'''

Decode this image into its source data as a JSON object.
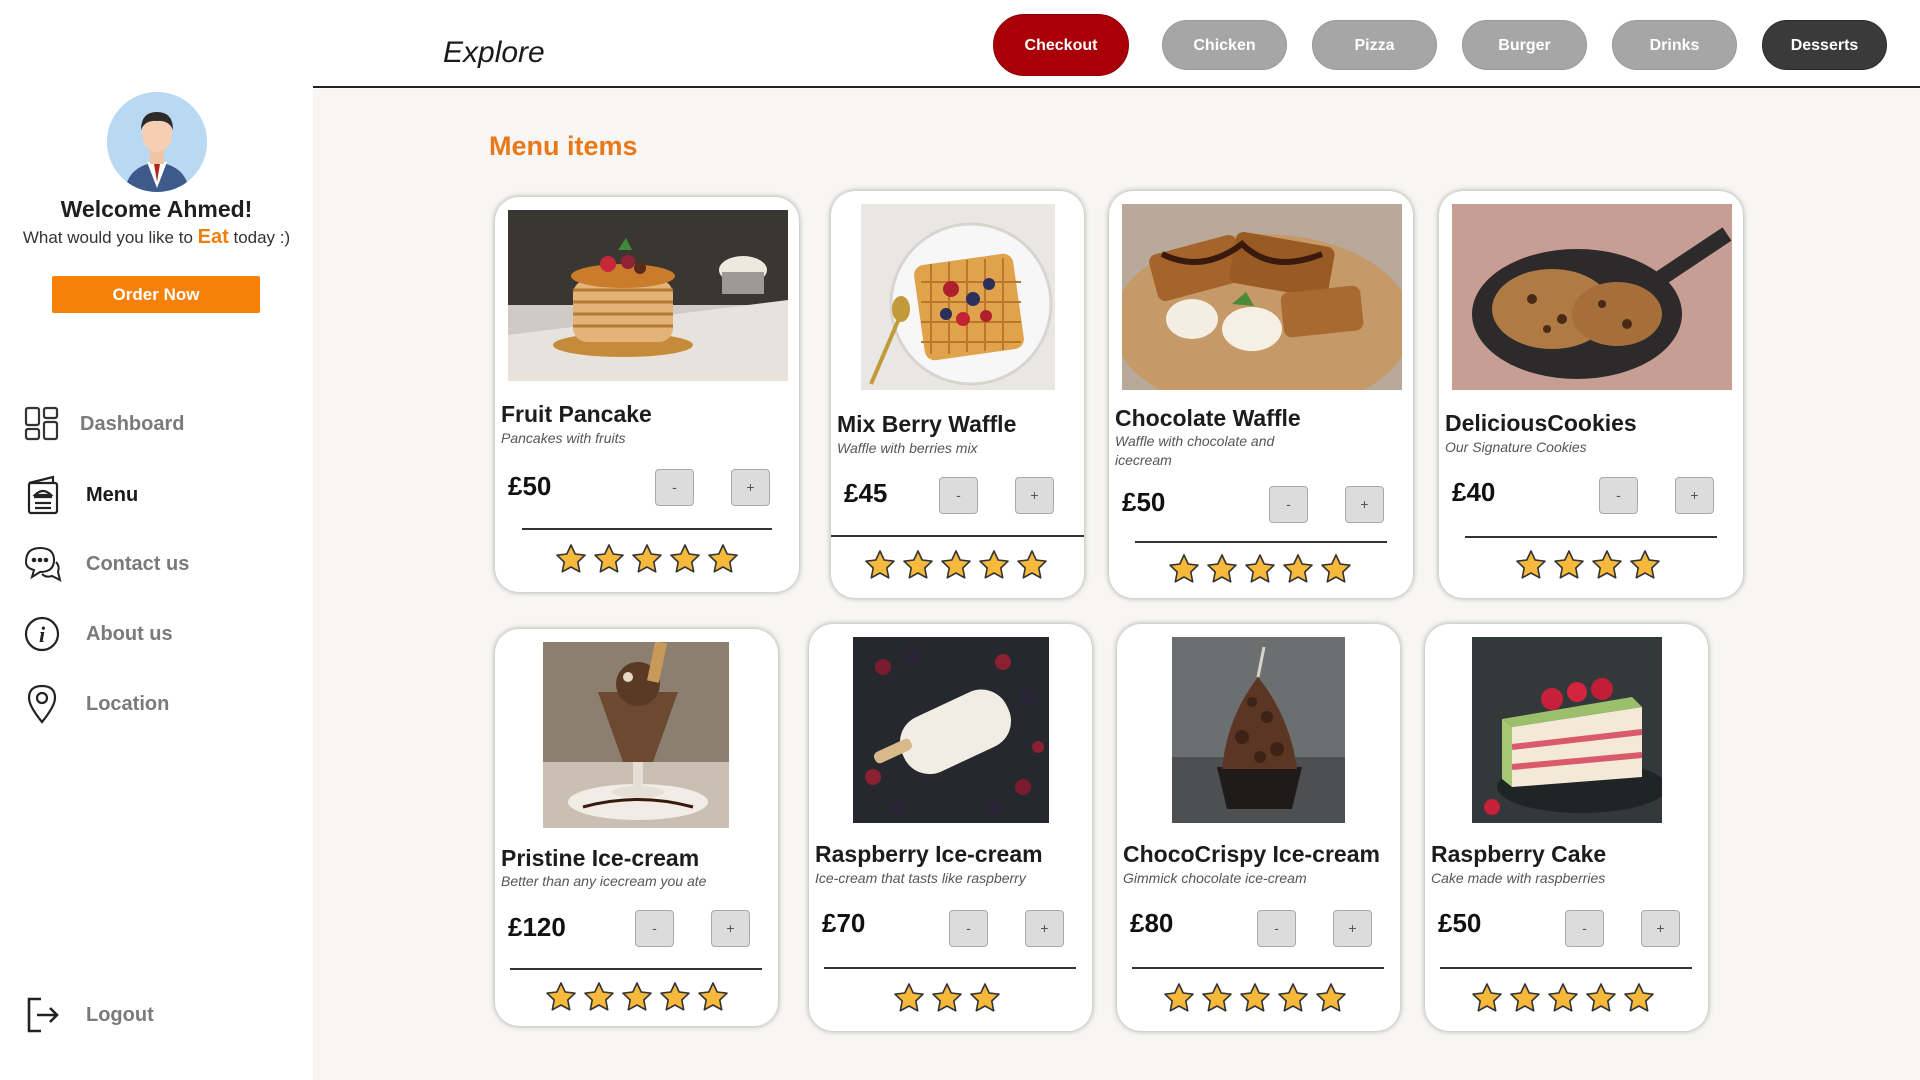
{
  "sidebar": {
    "welcome": "Welcome Ahmed!",
    "sub_before": "What would you like to ",
    "sub_eat": "Eat",
    "sub_after": " today :)",
    "order_now": "Order Now",
    "nav": [
      {
        "label": "Dashboard",
        "icon": "dashboard-icon"
      },
      {
        "label": "Menu",
        "icon": "menu-book-icon",
        "active": true
      },
      {
        "label": "Contact us",
        "icon": "chat-bubbles-icon"
      },
      {
        "label": "About us",
        "icon": "info-icon"
      },
      {
        "label": "Location",
        "icon": "location-pin-icon"
      }
    ],
    "logout": "Logout"
  },
  "header": {
    "title": "Explore",
    "tabs": [
      "Checkout",
      "Chicken",
      "Pizza",
      "Burger",
      "Drinks",
      "Desserts"
    ],
    "active_tab": "Desserts"
  },
  "main": {
    "section_title": "Menu items",
    "items": [
      {
        "name": "Fruit Pancake",
        "desc": "Pancakes with fruits",
        "price": "£50",
        "rating": 5
      },
      {
        "name": "Mix Berry Waffle",
        "desc": "Waffle with berries mix",
        "price": "£45",
        "rating": 5
      },
      {
        "name": "Chocolate Waffle",
        "desc": "Waffle with chocolate and icecream",
        "price": "£50",
        "rating": 5
      },
      {
        "name": "DeliciousCookies",
        "desc": "Our Signature Cookies",
        "price": "£40",
        "rating": 4
      },
      {
        "name": "Pristine Ice-cream",
        "desc": "Better than any icecream you ate",
        "price": "£120",
        "rating": 5
      },
      {
        "name": "Raspberry Ice-cream",
        "desc": "Ice-cream that tasts like raspberry",
        "price": "£70",
        "rating": 3
      },
      {
        "name": "ChocoCrispy Ice-cream",
        "desc": "Gimmick chocolate ice-cream",
        "price": "£80",
        "rating": 5
      },
      {
        "name": "Raspberry Cake",
        "desc": "Cake made with raspberries",
        "price": "£50",
        "rating": 5
      }
    ],
    "minus_label": "-",
    "plus_label": "+"
  },
  "colors": {
    "accent": "#f58109",
    "checkout": "#a80006",
    "active_tab": "#3a3a3a",
    "inactive_tab": "#a6a6a6",
    "star": "#f6b93b"
  }
}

'''

Set down every entry word for word, but omit the pictures.

Decode this image into its source data as a JSON object.
{
  "sidebar": {
    "welcome": "Welcome Ahmed!",
    "sub_before": "What would you like to ",
    "sub_eat": "Eat",
    "sub_after": " today :)",
    "order_now": "Order Now",
    "nav": [
      {
        "label": "Dashboard",
        "icon": "dashboard-icon"
      },
      {
        "label": "Menu",
        "icon": "menu-book-icon",
        "active": true
      },
      {
        "label": "Contact us",
        "icon": "chat-bubbles-icon"
      },
      {
        "label": "About us",
        "icon": "info-icon"
      },
      {
        "label": "Location",
        "icon": "location-pin-icon"
      }
    ],
    "logout": "Logout"
  },
  "header": {
    "title": "Explore",
    "tabs": [
      "Checkout",
      "Chicken",
      "Pizza",
      "Burger",
      "Drinks",
      "Desserts"
    ],
    "active_tab": "Desserts"
  },
  "main": {
    "section_title": "Menu items",
    "items": [
      {
        "name": "Fruit Pancake",
        "desc": "Pancakes with fruits",
        "price": "£50",
        "rating": 5
      },
      {
        "name": "Mix Berry Waffle",
        "desc": "Waffle with berries mix",
        "price": "£45",
        "rating": 5
      },
      {
        "name": "Chocolate Waffle",
        "desc": "Waffle with chocolate and icecream",
        "price": "£50",
        "rating": 5
      },
      {
        "name": "DeliciousCookies",
        "desc": "Our Signature Cookies",
        "price": "£40",
        "rating": 4
      },
      {
        "name": "Pristine Ice-cream",
        "desc": "Better than any icecream you ate",
        "price": "£120",
        "rating": 5
      },
      {
        "name": "Raspberry Ice-cream",
        "desc": "Ice-cream that tasts like raspberry",
        "price": "£70",
        "rating": 3
      },
      {
        "name": "ChocoCrispy Ice-cream",
        "desc": "Gimmick chocolate ice-cream",
        "price": "£80",
        "rating": 5
      },
      {
        "name": "Raspberry Cake",
        "desc": "Cake made with raspberries",
        "price": "£50",
        "rating": 5
      }
    ],
    "minus_label": "-",
    "plus_label": "+"
  },
  "colors": {
    "accent": "#f58109",
    "checkout": "#a80006",
    "active_tab": "#3a3a3a",
    "inactive_tab": "#a6a6a6",
    "star": "#f6b93b"
  }
}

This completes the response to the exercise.